### DO THIS
Find each line with "muhim" and copy it.

Entries taken from a collection
start
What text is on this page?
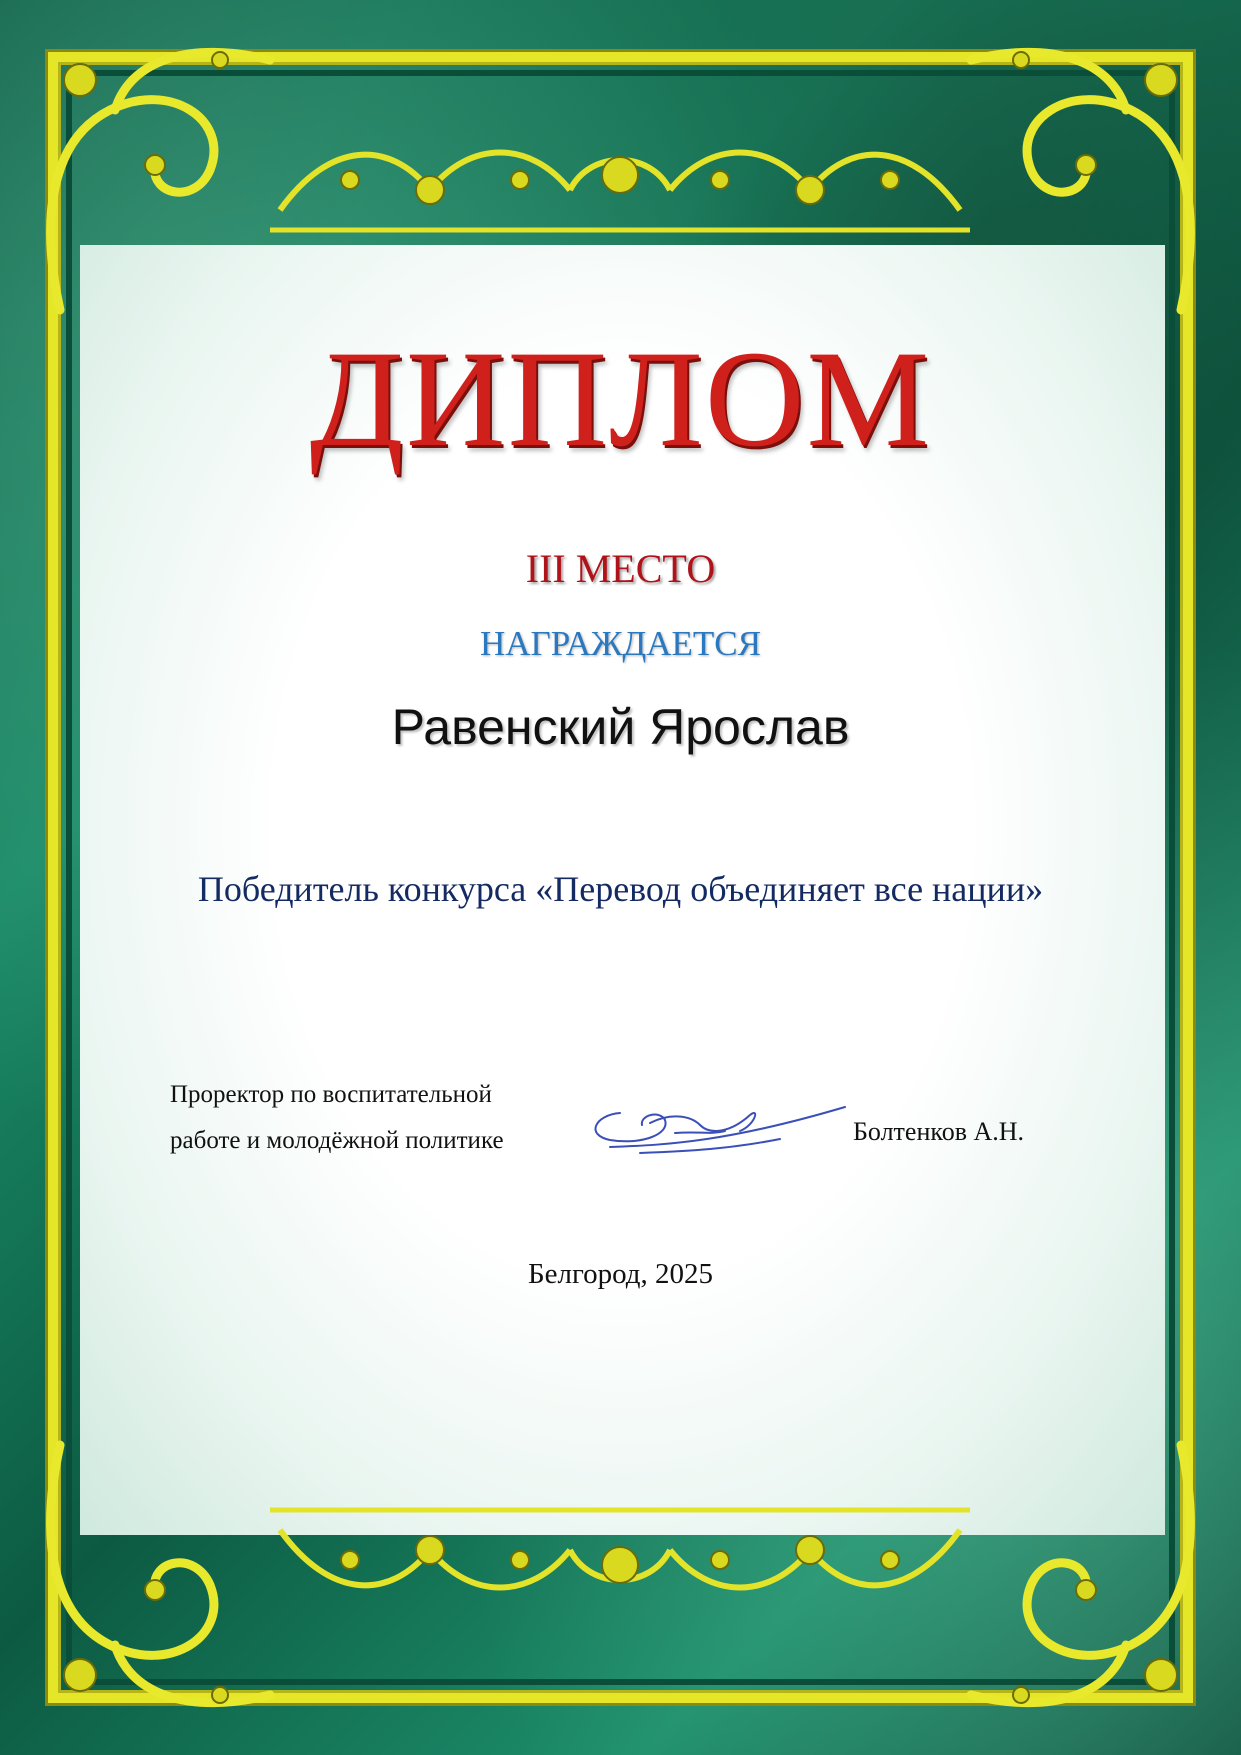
ДИПЛОМ
III МЕСТО
НАГРАЖДАЕТСЯ
Равенский Ярослав
Победитель конкурса «Перевод объединяет все нации»
Проректор по воспитательной
работе и молодёжной политике	Болтенков А.Н.
Белгород, 2025
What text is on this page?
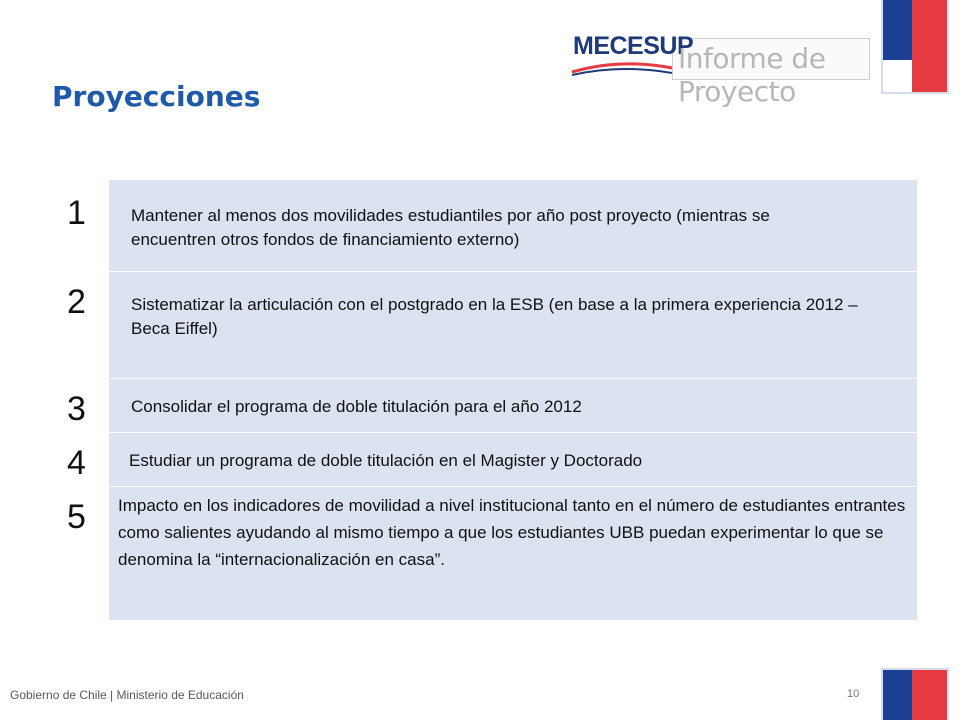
MECESUP
Informe de Proyecto
Proyecciones
1
2
3
4
5
Mantener al menos dos movilidades estudiantiles por año post proyecto (mientras se encuentren otros fondos de financiamiento externo)
Sistematizar la articulación con el postgrado en la ESB (en base a la primera experiencia 2012 – Beca Eiffel)
Consolidar el programa de doble titulación para el año 2012
Estudiar un programa de doble titulación en el Magister y Doctorado
Impacto en los indicadores de movilidad a nivel institucional tanto en el número de estudiantes entrantes como salientes ayudando al mismo tiempo a que los estudiantes UBB puedan experimentar lo que se denomina la “internacionalización en casa”.
Gobierno de Chile | Ministerio de Educación	10
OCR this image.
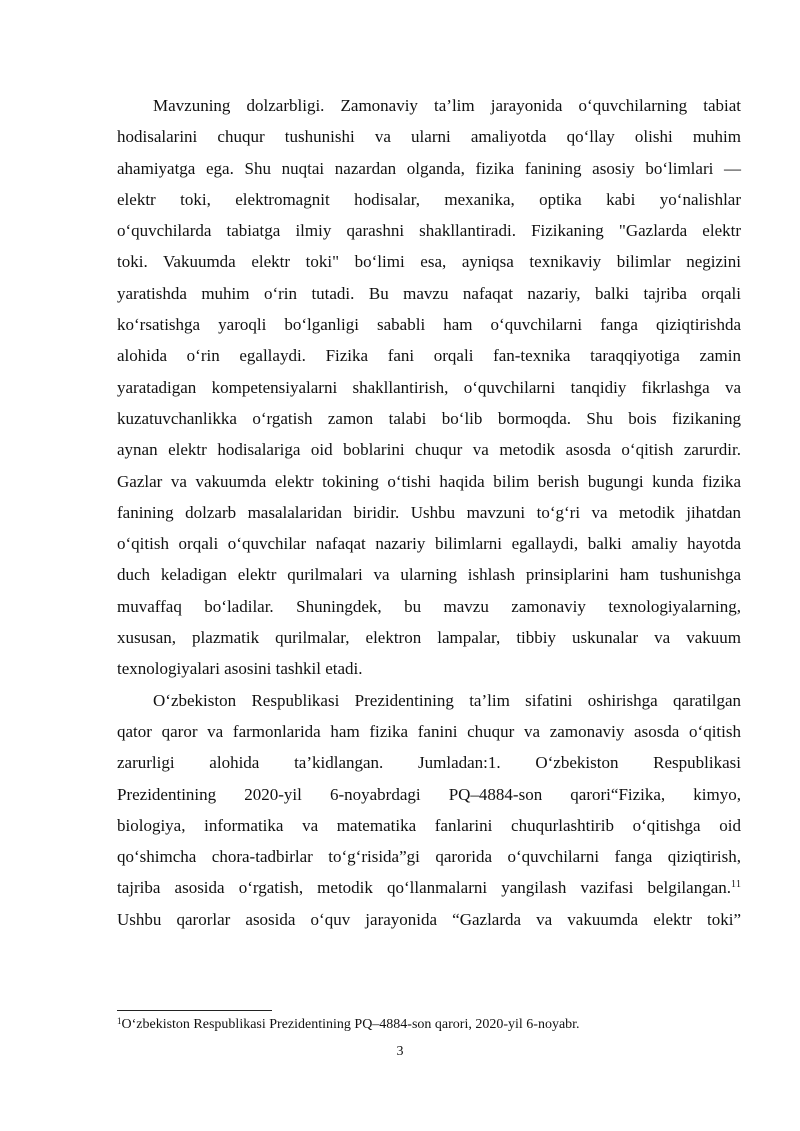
Mavzuning dolzarbligi. Zamonaviy ta’lim jarayonida o‘quvchilarning tabiat
hodisalarini chuqur tushunishi va ularni amaliyotda qo‘llay olishi muhim
ahamiyatga ega. Shu nuqtai nazardan olganda, fizika fanining asosiy bo‘limlari —
elektr toki, elektromagnit hodisalar, mexanika, optika kabi yo‘nalishlar
o‘quvchilarda tabiatga ilmiy qarashni shakllantiradi. Fizikaning "Gazlarda elektr
toki. Vakuumda elektr toki" bo‘limi esa, ayniqsa texnikaviy bilimlar negizini
yaratishda muhim o‘rin tutadi. Bu mavzu nafaqat nazariy, balki tajriba orqali
ko‘rsatishga yaroqli bo‘lganligi sababli ham o‘quvchilarni fanga qiziqtirishda
alohida o‘rin egallaydi. Fizika fani orqali fan-texnika taraqqiyotiga zamin
yaratadigan kompetensiyalarni shakllantirish, o‘quvchilarni tanqidiy fikrlashga va
kuzatuvchanlikka o‘rgatish zamon talabi bo‘lib bormoqda. Shu bois fizikaning
aynan elektr hodisalariga oid boblarini chuqur va metodik asosda o‘qitish zarurdir.
Gazlar va vakuumda elektr tokining o‘tishi haqida bilim berish bugungi kunda fizika
fanining dolzarb masalalaridan biridir. Ushbu mavzuni to‘g‘ri va metodik jihatdan
o‘qitish orqali o‘quvchilar nafaqat nazariy bilimlarni egallaydi, balki amaliy hayotda
duch keladigan elektr qurilmalari va ularning ishlash prinsiplarini ham tushunishga
muvaffaq bo‘ladilar. Shuningdek, bu mavzu zamonaviy texnologiyalarning,
xususan, plazmatik qurilmalar, elektron lampalar, tibbiy uskunalar va vakuum
texnologiyalari asosini tashkil etadi.
O‘zbekiston Respublikasi Prezidentining ta’lim sifatini oshirishga qaratilgan
qator qaror va farmonlarida ham fizika fanini chuqur va zamonaviy asosda o‘qitish
zarurligi alohida ta’kidlangan. Jumladan:1. O‘zbekiston Respublikasi
Prezidentining 2020-yil 6-noyabrdagi PQ–4884-son qarori“Fizika, kimyo,
biologiya, informatika va matematika fanlarini chuqurlashtirib o‘qitishga oid
qo‘shimcha chora-tadbirlar to‘g‘risida”gi qarorida o‘quvchilarni fanga qiziqtirish,
tajriba asosida o‘rgatish, metodik qo‘llanmalarni yangilash vazifasi belgilangan.$^{11}$
Ushbu qarorlar asosida o‘quv jarayonida “Gazlarda va vakuumda elektr toki”
$^1$O‘zbekiston Respublikasi Prezidentining PQ–4884-son qarori, 2020-yil 6-noyabr.
3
end
### RESULT FOR THIS EXERCISE
hodisalarini chuqur tushunishi va ularni amaliyotda qo‘llay olishi muhim
yaratishda muhim o‘rin tutadi. Bu mavzu nafaqat nazariy, balki tajriba orqali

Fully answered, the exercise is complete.